What to work on.
Filter the entries below, keeping only lines with the word "PESETAS".

Data to use.
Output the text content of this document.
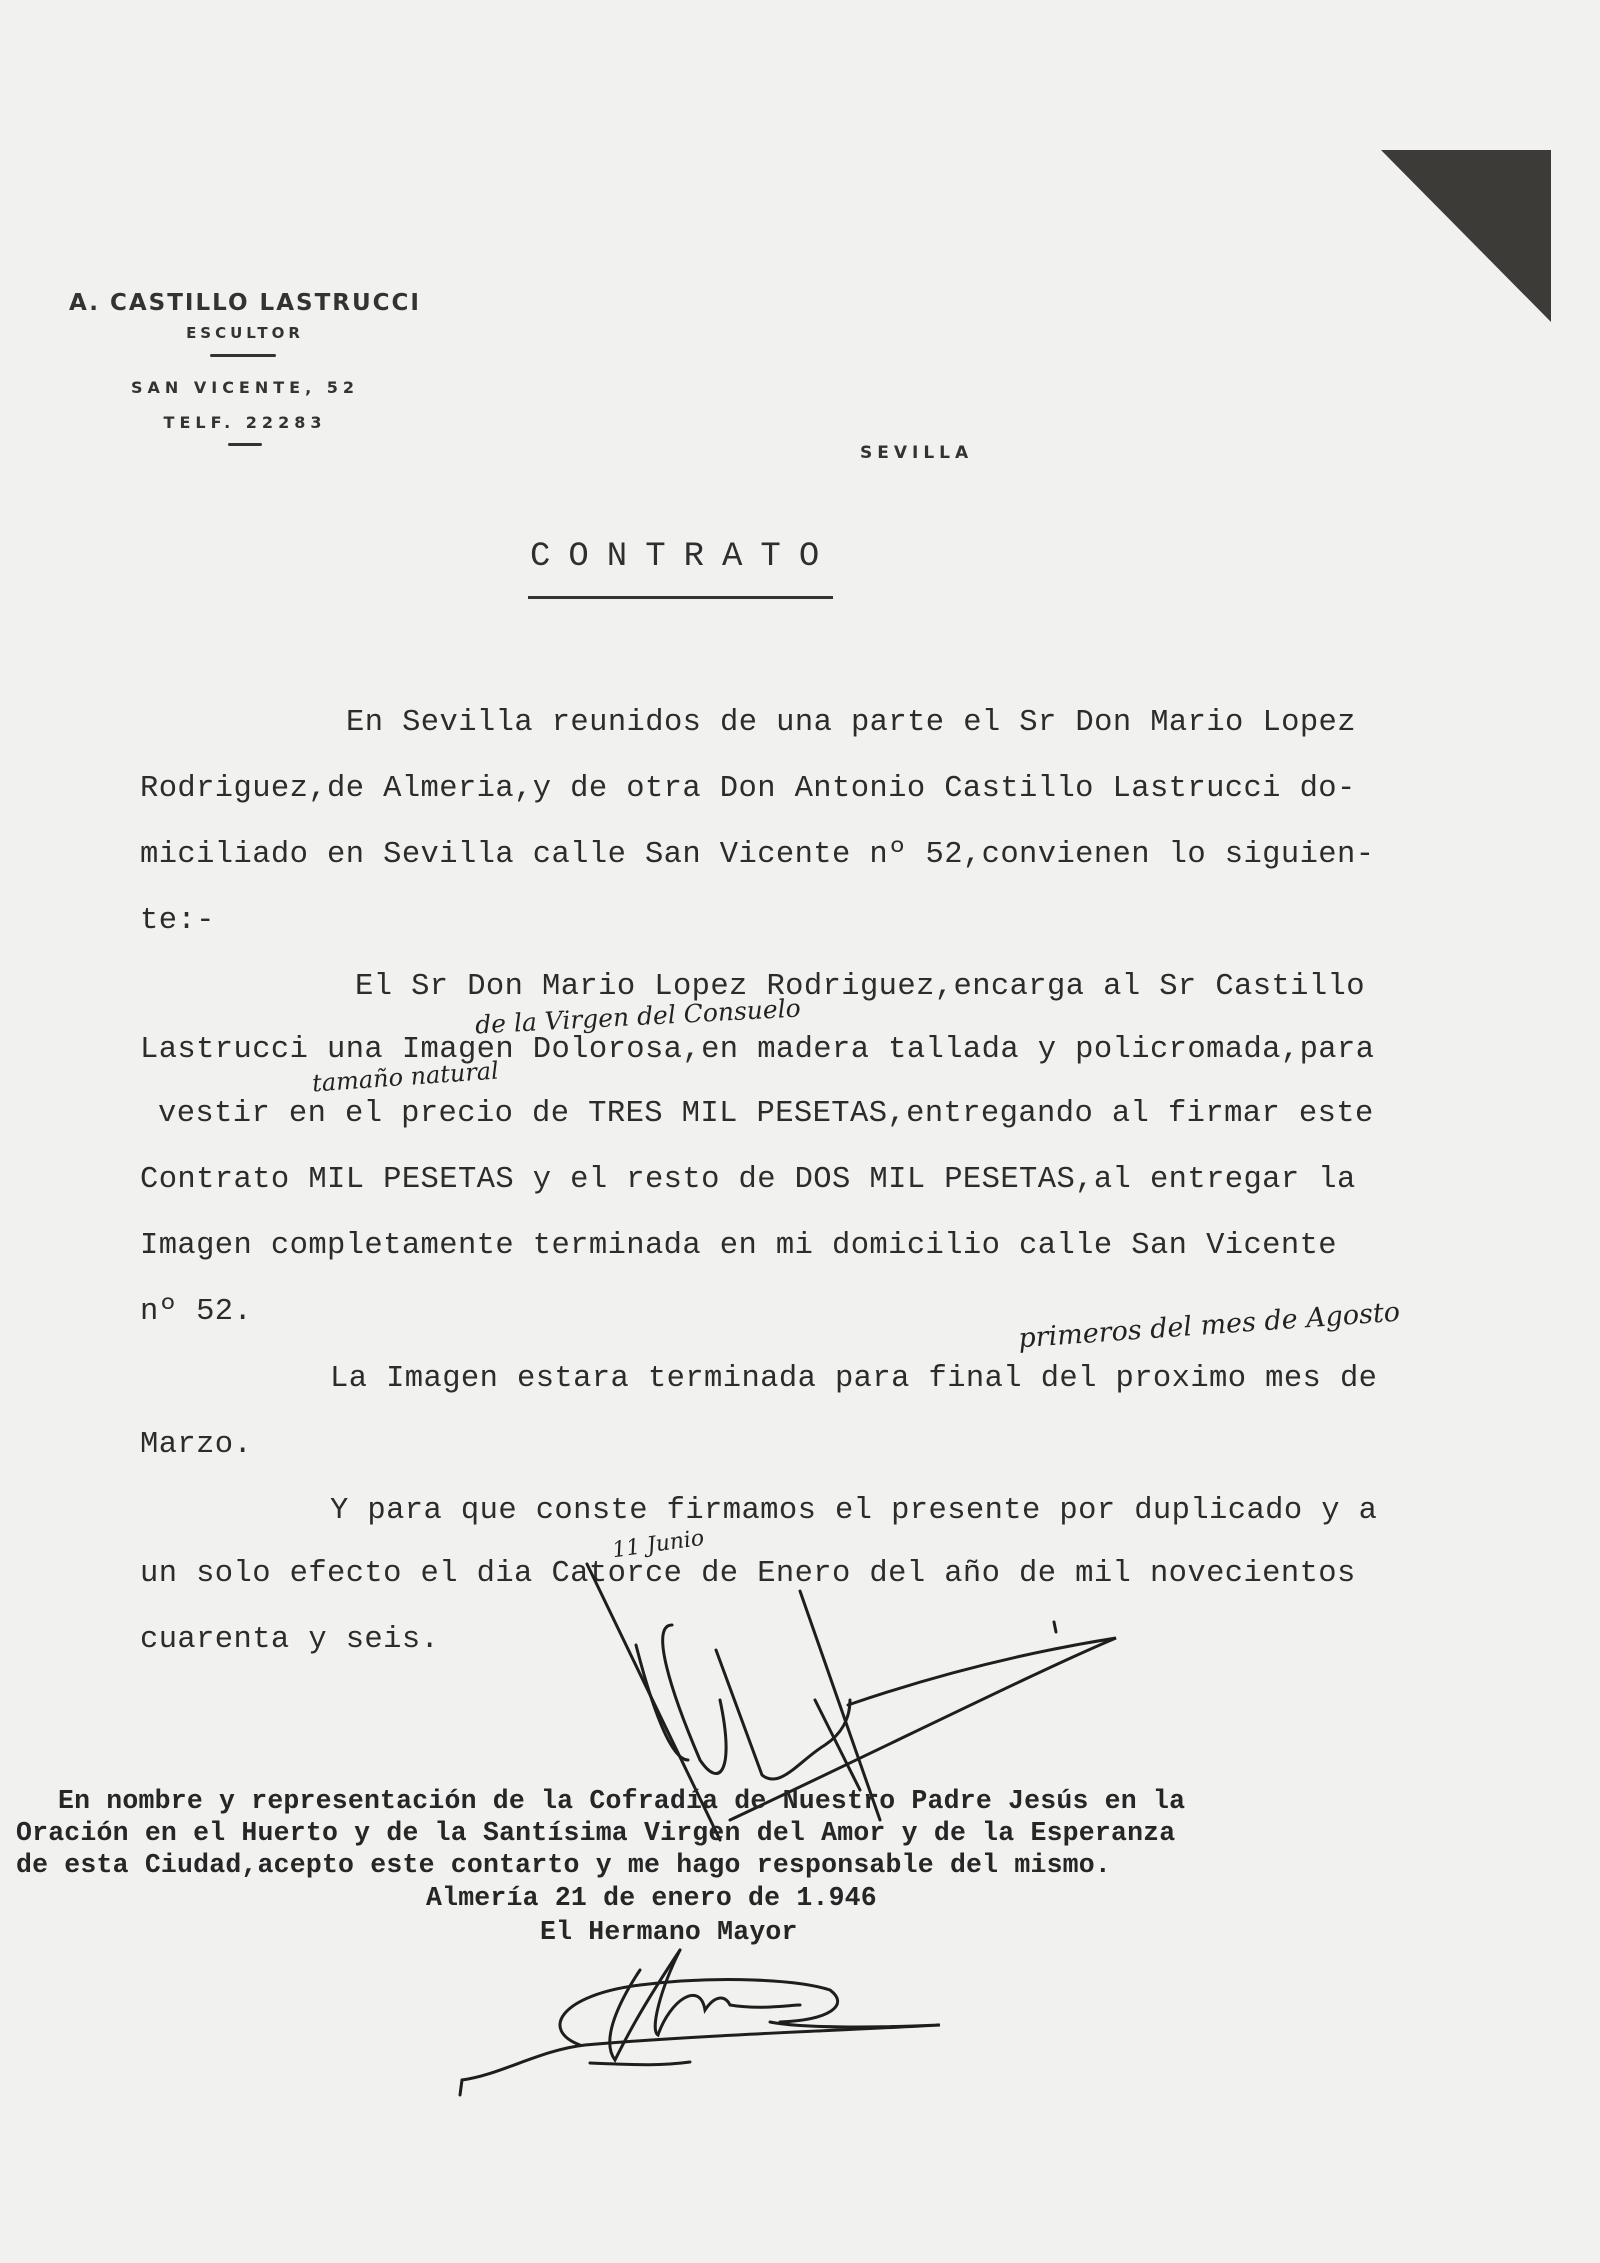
A. CASTILLO LASTRUCCI
ESCULTOR
SAN VICENTE, 52
TELF. 22283
SEVILLA
CONTRATO
En Sevilla reunidos de una parte el Sr Don Mario Lopez
Rodriguez,de Almeria,y de otra Don Antonio Castillo Lastrucci do-
miciliado en Sevilla calle San Vicente nº 52,convienen lo siguien-
te:-
El Sr Don Mario Lopez Rodriguez,encarga al Sr Castillo
de la Virgen del Consuelo
Lastrucci una Imagen Dolorosa,en madera tallada y policromada,para
tamaño natural
vestir en el precio de TRES MIL PESETAS,entregando al firmar este
Contrato MIL PESETAS y el resto de DOS MIL PESETAS,al entregar la
Imagen completamente terminada en mi domicilio calle San Vicente
nº 52.	primeros del mes de Agosto
La Imagen estara terminada para final del proximo mes de
Marzo.
Y para que conste firmamos el presente por duplicado y a
11 Junio
un solo efecto el dia Catorce de Enero del año de mil novecientos
cuarenta y seis.
En nombre y representación de la Cofradía de Nuestro Padre Jesús en la
Oración en el Huerto y de la Santísima Virgen del Amor y de la Esperanza
de esta Ciudad,acepto este contarto y me hago responsable del mismo.
Almería 21 de enero de 1.946
El Hermano Mayor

Answer to this task.
vestir en el precio de TRES MIL PESETAS,entregando al firmar este
Contrato MIL PESETAS y el resto de DOS MIL PESETAS,al entregar la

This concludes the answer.